Copy out the listing in full, exactly as written, but not its pictures.

>> Start TASK MATERIAL

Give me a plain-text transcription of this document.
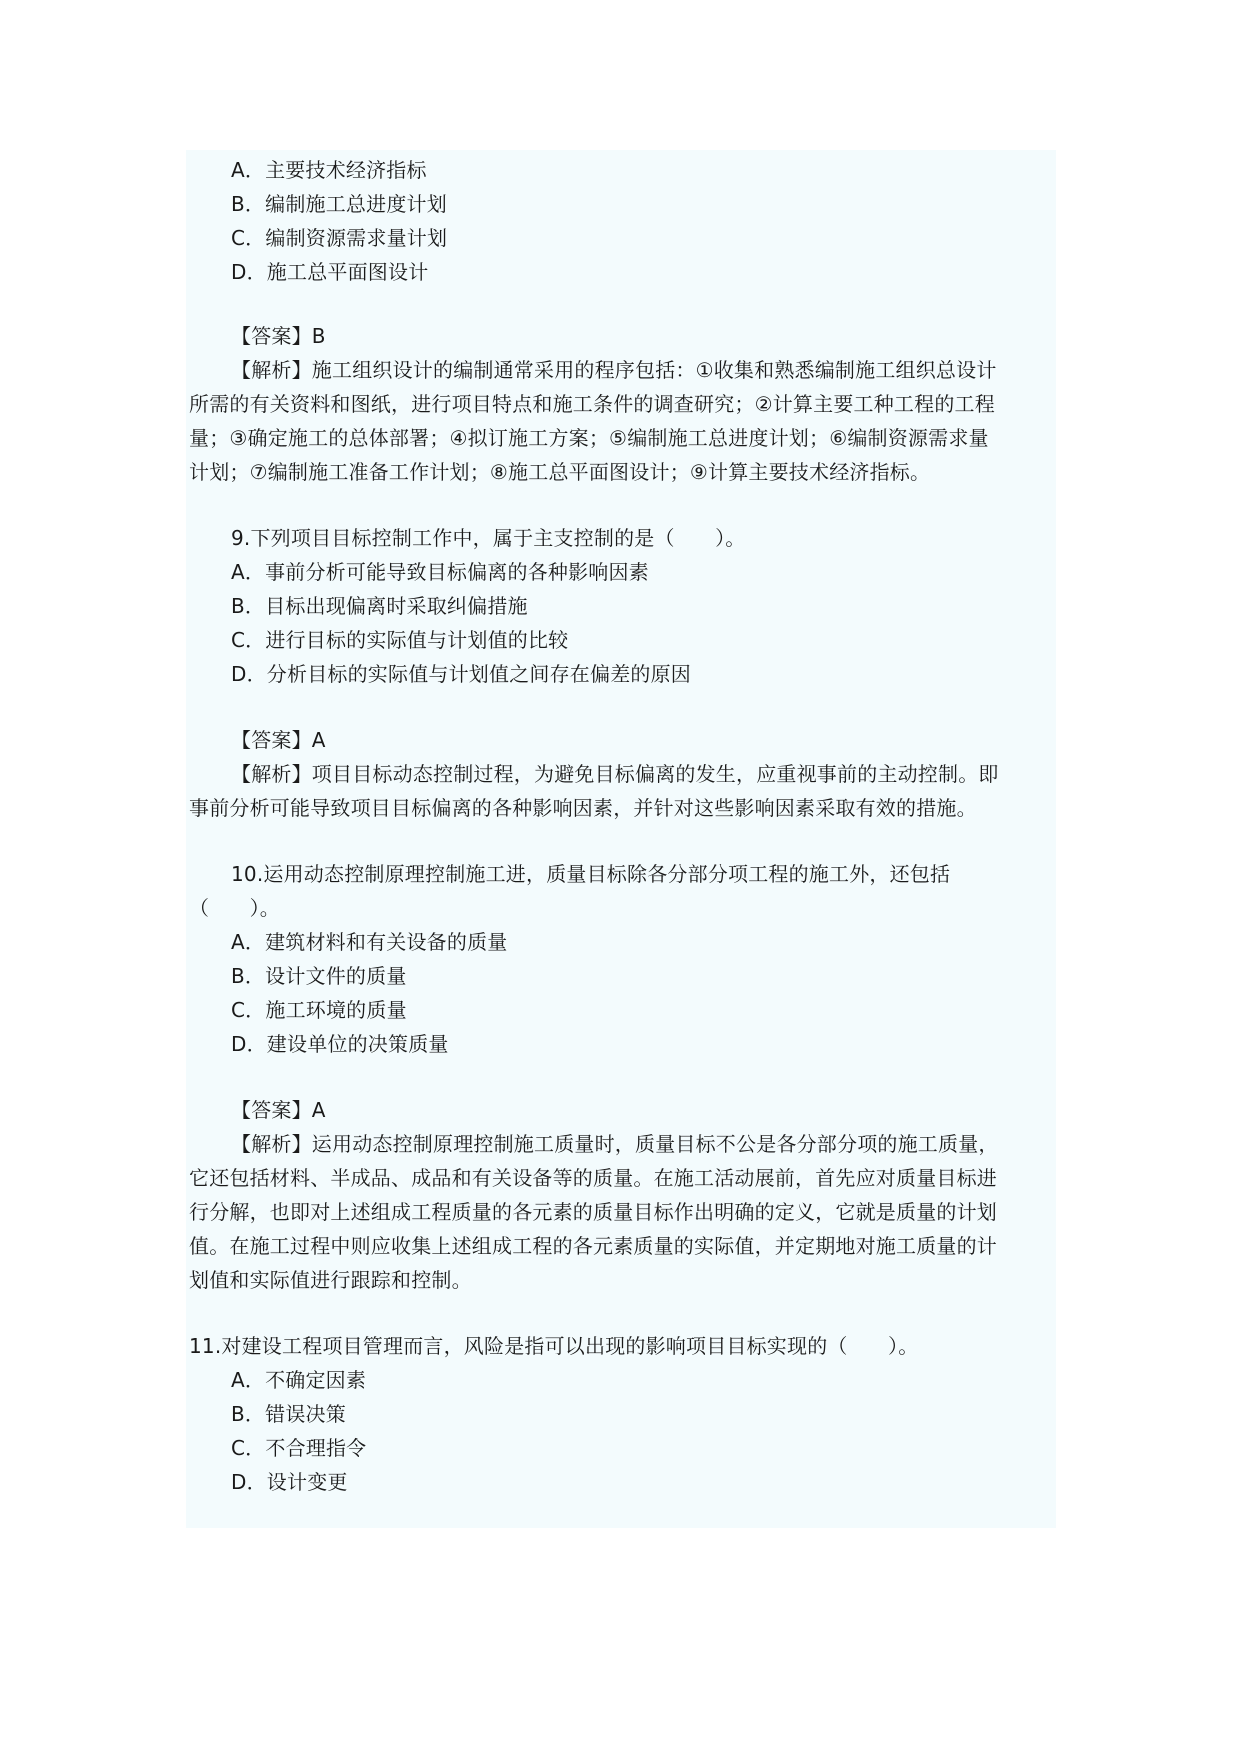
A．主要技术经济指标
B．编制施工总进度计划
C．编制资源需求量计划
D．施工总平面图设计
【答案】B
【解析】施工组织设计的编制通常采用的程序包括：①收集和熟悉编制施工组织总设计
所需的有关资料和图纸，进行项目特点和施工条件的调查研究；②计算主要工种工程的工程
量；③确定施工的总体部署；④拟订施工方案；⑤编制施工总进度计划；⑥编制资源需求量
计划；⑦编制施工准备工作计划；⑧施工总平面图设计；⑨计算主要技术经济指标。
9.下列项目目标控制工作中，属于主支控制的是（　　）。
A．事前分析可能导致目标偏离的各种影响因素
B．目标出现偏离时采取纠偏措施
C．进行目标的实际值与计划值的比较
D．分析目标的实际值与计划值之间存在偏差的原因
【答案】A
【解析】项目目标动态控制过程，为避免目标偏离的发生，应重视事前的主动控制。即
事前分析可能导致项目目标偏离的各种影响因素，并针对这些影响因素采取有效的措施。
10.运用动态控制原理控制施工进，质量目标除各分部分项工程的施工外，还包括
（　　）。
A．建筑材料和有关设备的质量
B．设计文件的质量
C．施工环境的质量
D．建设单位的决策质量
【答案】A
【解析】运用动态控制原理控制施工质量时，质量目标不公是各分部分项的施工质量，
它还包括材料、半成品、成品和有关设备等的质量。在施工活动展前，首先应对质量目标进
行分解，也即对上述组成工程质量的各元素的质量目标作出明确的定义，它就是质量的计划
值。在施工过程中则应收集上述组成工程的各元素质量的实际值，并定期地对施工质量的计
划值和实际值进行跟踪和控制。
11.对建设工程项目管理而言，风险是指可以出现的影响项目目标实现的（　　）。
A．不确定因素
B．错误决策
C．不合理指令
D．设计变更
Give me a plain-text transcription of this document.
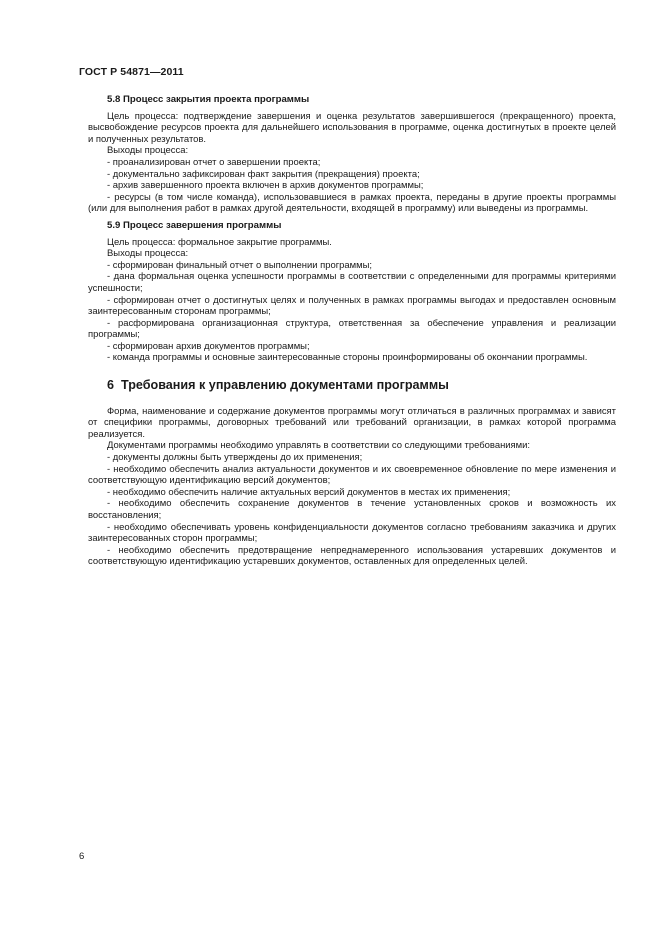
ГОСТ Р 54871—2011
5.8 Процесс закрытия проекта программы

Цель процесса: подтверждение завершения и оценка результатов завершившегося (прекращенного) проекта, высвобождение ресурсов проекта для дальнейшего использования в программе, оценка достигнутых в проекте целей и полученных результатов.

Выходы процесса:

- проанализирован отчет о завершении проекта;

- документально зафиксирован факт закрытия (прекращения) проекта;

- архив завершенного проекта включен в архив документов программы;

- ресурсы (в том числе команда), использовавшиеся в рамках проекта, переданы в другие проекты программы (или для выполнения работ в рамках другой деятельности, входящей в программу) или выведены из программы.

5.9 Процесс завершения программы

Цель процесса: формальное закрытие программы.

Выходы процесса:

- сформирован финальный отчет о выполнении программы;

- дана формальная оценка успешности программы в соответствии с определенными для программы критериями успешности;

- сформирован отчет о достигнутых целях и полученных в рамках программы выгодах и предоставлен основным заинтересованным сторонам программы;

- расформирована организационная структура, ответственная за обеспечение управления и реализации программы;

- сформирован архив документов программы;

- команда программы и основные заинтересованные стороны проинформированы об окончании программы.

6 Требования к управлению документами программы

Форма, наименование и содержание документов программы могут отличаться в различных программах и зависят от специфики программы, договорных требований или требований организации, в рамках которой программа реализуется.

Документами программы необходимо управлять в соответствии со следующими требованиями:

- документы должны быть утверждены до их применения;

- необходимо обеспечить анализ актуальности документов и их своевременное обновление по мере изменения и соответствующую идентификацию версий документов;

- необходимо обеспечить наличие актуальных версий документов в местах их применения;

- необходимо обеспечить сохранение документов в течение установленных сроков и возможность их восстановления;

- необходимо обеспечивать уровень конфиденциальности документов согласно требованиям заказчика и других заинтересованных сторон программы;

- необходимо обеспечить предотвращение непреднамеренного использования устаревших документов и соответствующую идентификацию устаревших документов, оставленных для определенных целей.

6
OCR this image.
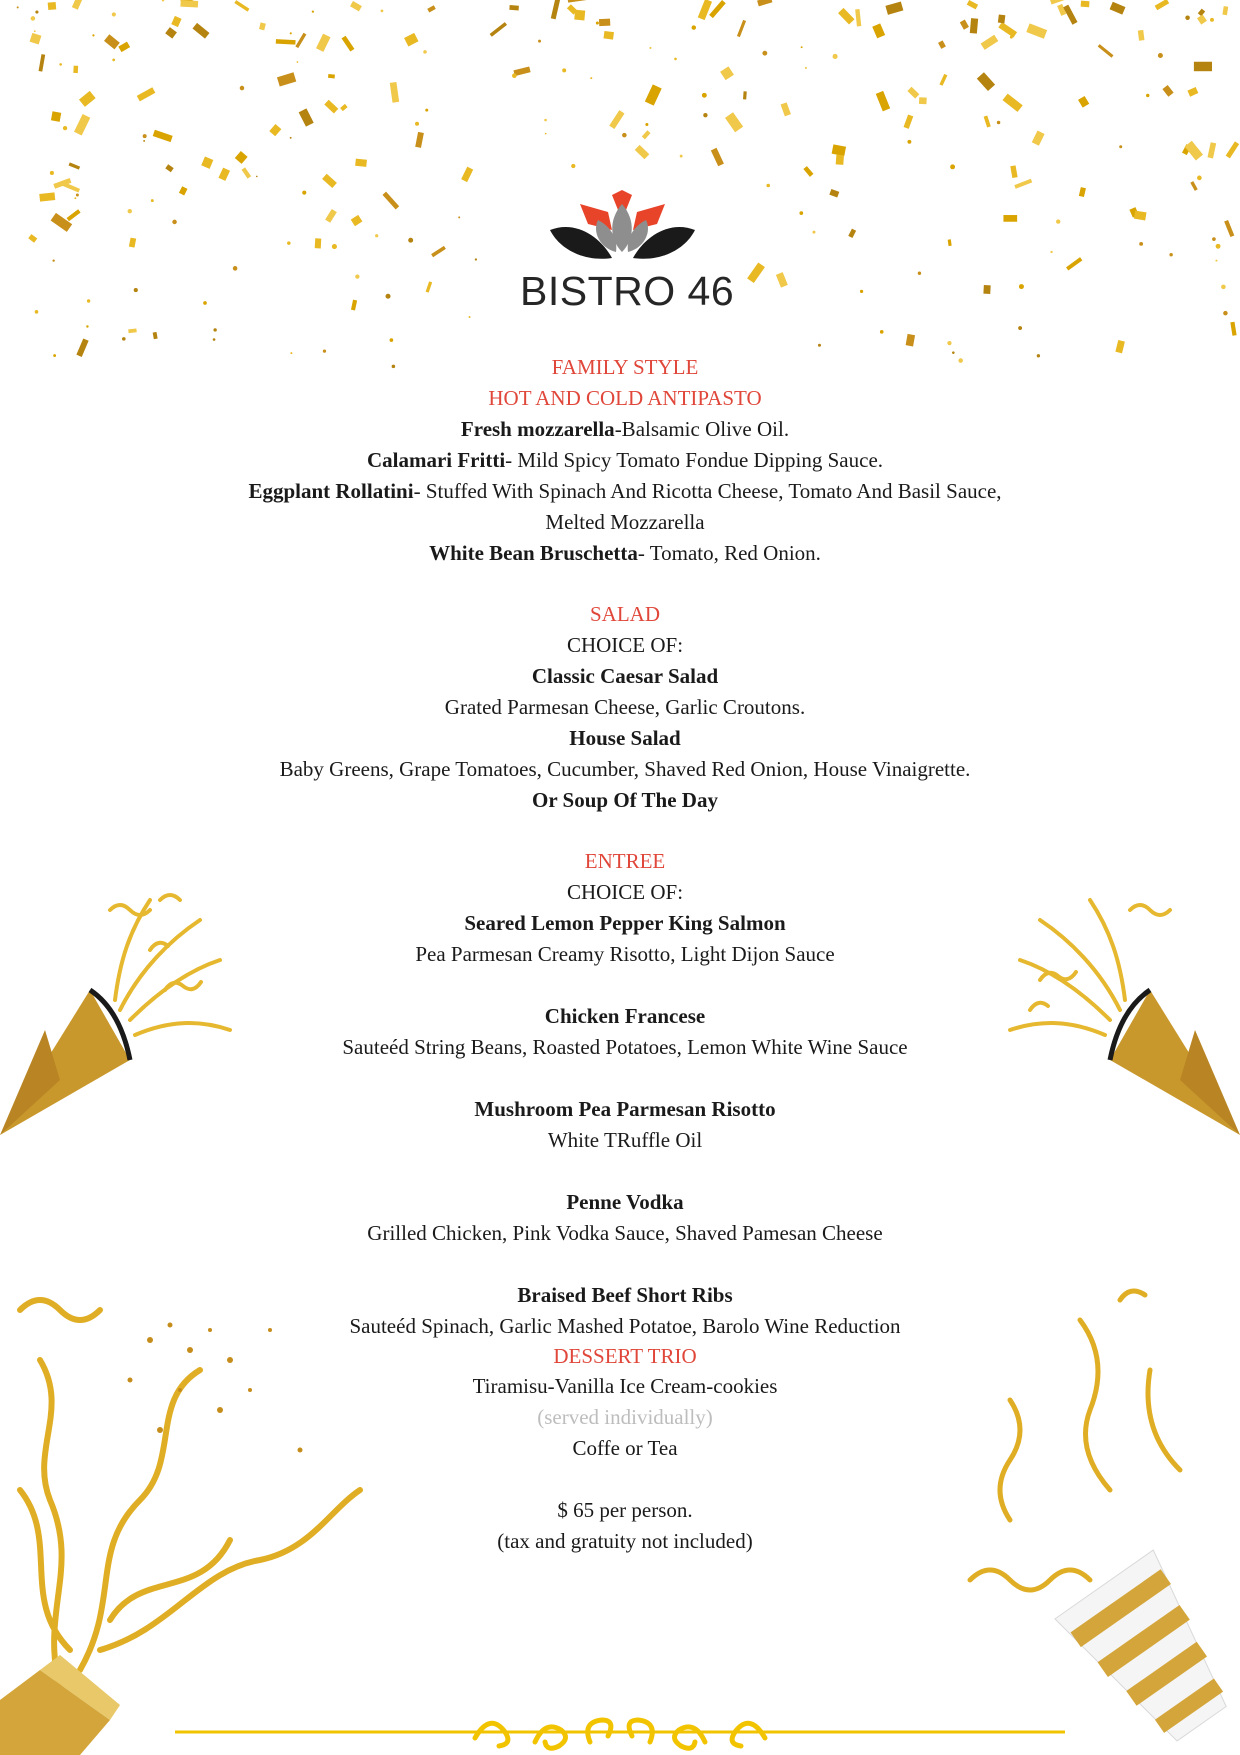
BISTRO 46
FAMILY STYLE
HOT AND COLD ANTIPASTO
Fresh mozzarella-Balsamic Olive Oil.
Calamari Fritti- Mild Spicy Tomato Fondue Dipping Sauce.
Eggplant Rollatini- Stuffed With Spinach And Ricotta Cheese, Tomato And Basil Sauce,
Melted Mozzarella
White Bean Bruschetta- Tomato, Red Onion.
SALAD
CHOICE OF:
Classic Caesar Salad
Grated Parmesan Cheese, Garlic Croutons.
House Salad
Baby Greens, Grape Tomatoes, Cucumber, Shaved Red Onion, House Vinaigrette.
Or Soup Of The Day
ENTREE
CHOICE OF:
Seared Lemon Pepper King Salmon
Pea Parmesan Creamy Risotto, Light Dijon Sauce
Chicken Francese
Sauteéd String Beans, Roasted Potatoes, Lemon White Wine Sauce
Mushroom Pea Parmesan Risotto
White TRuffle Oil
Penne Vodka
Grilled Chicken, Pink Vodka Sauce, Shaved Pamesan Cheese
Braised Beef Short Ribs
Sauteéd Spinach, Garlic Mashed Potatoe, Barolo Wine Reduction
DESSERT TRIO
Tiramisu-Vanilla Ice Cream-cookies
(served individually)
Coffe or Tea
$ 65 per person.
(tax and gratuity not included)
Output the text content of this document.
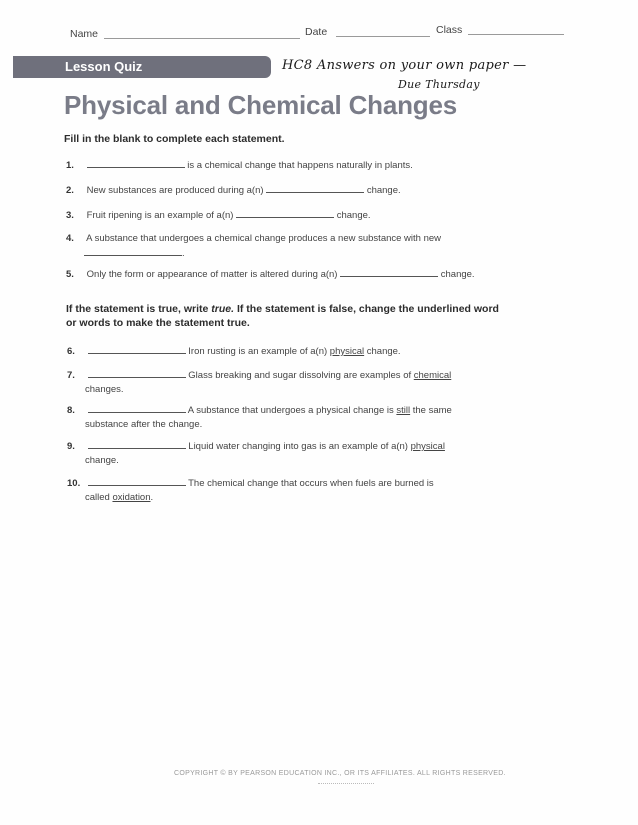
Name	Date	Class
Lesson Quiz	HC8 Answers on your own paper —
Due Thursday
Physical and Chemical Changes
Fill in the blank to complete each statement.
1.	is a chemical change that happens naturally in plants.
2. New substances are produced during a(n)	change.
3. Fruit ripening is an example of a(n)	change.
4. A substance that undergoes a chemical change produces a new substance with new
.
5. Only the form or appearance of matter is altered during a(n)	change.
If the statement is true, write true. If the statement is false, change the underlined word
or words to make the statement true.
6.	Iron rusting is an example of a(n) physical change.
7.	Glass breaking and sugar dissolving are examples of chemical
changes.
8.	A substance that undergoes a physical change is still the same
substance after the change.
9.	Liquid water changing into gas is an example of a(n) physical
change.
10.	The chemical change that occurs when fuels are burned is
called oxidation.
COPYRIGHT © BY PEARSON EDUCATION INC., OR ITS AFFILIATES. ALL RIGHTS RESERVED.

>> End TASK MATERIAL

## SOLUTION
Give me a plain-text transcription of this document.
A．主要技术经济指标
B．编制施工总进度计划
C．编制资源需求量计划
D．施工总平面图设计
【答案】B
【解析】施工组织设计的编制通常采用的程序包括：①收集和熟悉编制施工组织总设计
所需的有关资料和图纸，进行项目特点和施工条件的调查研究；②计算主要工种工程的工程
量；③确定施工的总体部署；④拟订施工方案；⑤编制施工总进度计划；⑥编制资源需求量
计划；⑦编制施工准备工作计划；⑧施工总平面图设计；⑨计算主要技术经济指标。
9.下列项目目标控制工作中，属于主支控制的是（　　）。
A．事前分析可能导致目标偏离的各种影响因素
B．目标出现偏离时采取纠偏措施
C．进行目标的实际值与计划值的比较
D．分析目标的实际值与计划值之间存在偏差的原因
【答案】A
【解析】项目目标动态控制过程，为避免目标偏离的发生，应重视事前的主动控制。即
事前分析可能导致项目目标偏离的各种影响因素，并针对这些影响因素采取有效的措施。
10.运用动态控制原理控制施工进，质量目标除各分部分项工程的施工外，还包括
（　　）。
A．建筑材料和有关设备的质量
B．设计文件的质量
C．施工环境的质量
D．建设单位的决策质量
【答案】A
【解析】运用动态控制原理控制施工质量时，质量目标不公是各分部分项的施工质量，
它还包括材料、半成品、成品和有关设备等的质量。在施工活动展前，首先应对质量目标进
行分解，也即对上述组成工程质量的各元素的质量目标作出明确的定义，它就是质量的计划
值。在施工过程中则应收集上述组成工程的各元素质量的实际值，并定期地对施工质量的计
划值和实际值进行跟踪和控制。
11.对建设工程项目管理而言，风险是指可以出现的影响项目目标实现的（　　）。
A．不确定因素
B．错误决策
C．不合理指令
D．设计变更
Give me a plain-text transcription of this document.
ГОСТ Р 54871—2011
5.8 Процесс закрытия проекта программы

Цель процесса: подтверждение завершения и оценка результатов завершившегося (прекращенного) проекта, высвобождение ресурсов проекта для дальнейшего использования в программе, оценка достигнутых в проекте целей и полученных результатов.

Выходы процесса:

- проанализирован отчет о завершении проекта;

- документально зафиксирован факт закрытия (прекращения) проекта;

- архив завершенного проекта включен в архив документов программы;

- ресурсы (в том числе команда), использовавшиеся в рамках проекта, переданы в другие проекты программы (или для выполнения работ в рамках другой деятельности, входящей в программу) или выведены из программы.

5.9 Процесс завершения программы

Цель процесса: формальное закрытие программы.

Выходы процесса:

- сформирован финальный отчет о выполнении программы;

- дана формальная оценка успешности программы в соответствии с определенными для программы критериями успешности;

- сформирован отчет о достигнутых целях и полученных в рамках программы выгодах и предоставлен основным заинтересованным сторонам программы;

- расформирована организационная структура, ответственная за обеспечение управления и реализации программы;

- сформирован архив документов программы;

- команда программы и основные заинтересованные стороны проинформированы об окончании программы.

6 Требования к управлению документами программы

Форма, наименование и содержание документов программы могут отличаться в различных программах и зависят от специфики программы, договорных требований или требований организации, в рамках которой программа реализуется.

Документами программы необходимо управлять в соответствии со следующими требованиями:

- документы должны быть утверждены до их применения;

- необходимо обеспечить анализ актуальности документов и их своевременное обновление по мере изменения и соответствующую идентификацию версий документов;

- необходимо обеспечить наличие актуальных версий документов в местах их применения;

- необходимо обеспечить сохранение документов в течение установленных сроков и возможность их восстановления;

- необходимо обеспечивать уровень конфиденциальности документов согласно требованиям заказчика и других заинтересованных сторон программы;

- необходимо обеспечить предотвращение непреднамеренного использования устаревших документов и соответствующую идентификацию устаревших документов, оставленных для определенных целей.

6
OCR this image.
BISTRO 46
FAMILY STYLE
HOT AND COLD ANTIPASTO
Fresh mozzarella-Balsamic Olive Oil.
Calamari Fritti- Mild Spicy Tomato Fondue Dipping Sauce.
Eggplant Rollatini- Stuffed With Spinach And Ricotta Cheese, Tomato And Basil Sauce,
Melted Mozzarella
White Bean Bruschetta- Tomato, Red Onion.
SALAD
CHOICE OF:
Classic Caesar Salad
Grated Parmesan Cheese, Garlic Croutons.
House Salad
Baby Greens, Grape Tomatoes, Cucumber, Shaved Red Onion, House Vinaigrette.
Or Soup Of The Day
ENTREE
CHOICE OF:
Seared Lemon Pepper King Salmon
Pea Parmesan Creamy Risotto, Light Dijon Sauce
Chicken Francese
Sauteéd String Beans, Roasted Potatoes, Lemon White Wine Sauce
Mushroom Pea Parmesan Risotto
White TRuffle Oil
Penne Vodka
Grilled Chicken, Pink Vodka Sauce, Shaved Pamesan Cheese
Braised Beef Short Ribs
Sauteéd Spinach, Garlic Mashed Potatoe, Barolo Wine Reduction
DESSERT TRIO
Tiramisu-Vanilla Ice Cream-cookies
(served individually)
Coffe or Tea
$ 65 per person.
(tax and gratuity not included)
Output the text content of this document.
Name	Date	Class
Lesson Quiz	HC8 Answers on your own paper —
Due Thursday
Physical and Chemical Changes
Fill in the blank to complete each statement.
1.	is a chemical change that happens naturally in plants.
2. New substances are produced during a(n)	change.
3. Fruit ripening is an example of a(n)	change.
4. A substance that undergoes a chemical change produces a new substance with new
.
5. Only the form or appearance of matter is altered during a(n)	change.
If the statement is true, write true. If the statement is false, change the underlined word
or words to make the statement true.
6.	Iron rusting is an example of a(n) physical change.
7.	Glass breaking and sugar dissolving are examples of chemical
changes.
8.	A substance that undergoes a physical change is still the same
substance after the change.
9.	Liquid water changing into gas is an example of a(n) physical
change.
10.	The chemical change that occurs when fuels are burned is
called oxidation.
COPYRIGHT © BY PEARSON EDUCATION INC., OR ITS AFFILIATES. ALL RIGHTS RESERVED.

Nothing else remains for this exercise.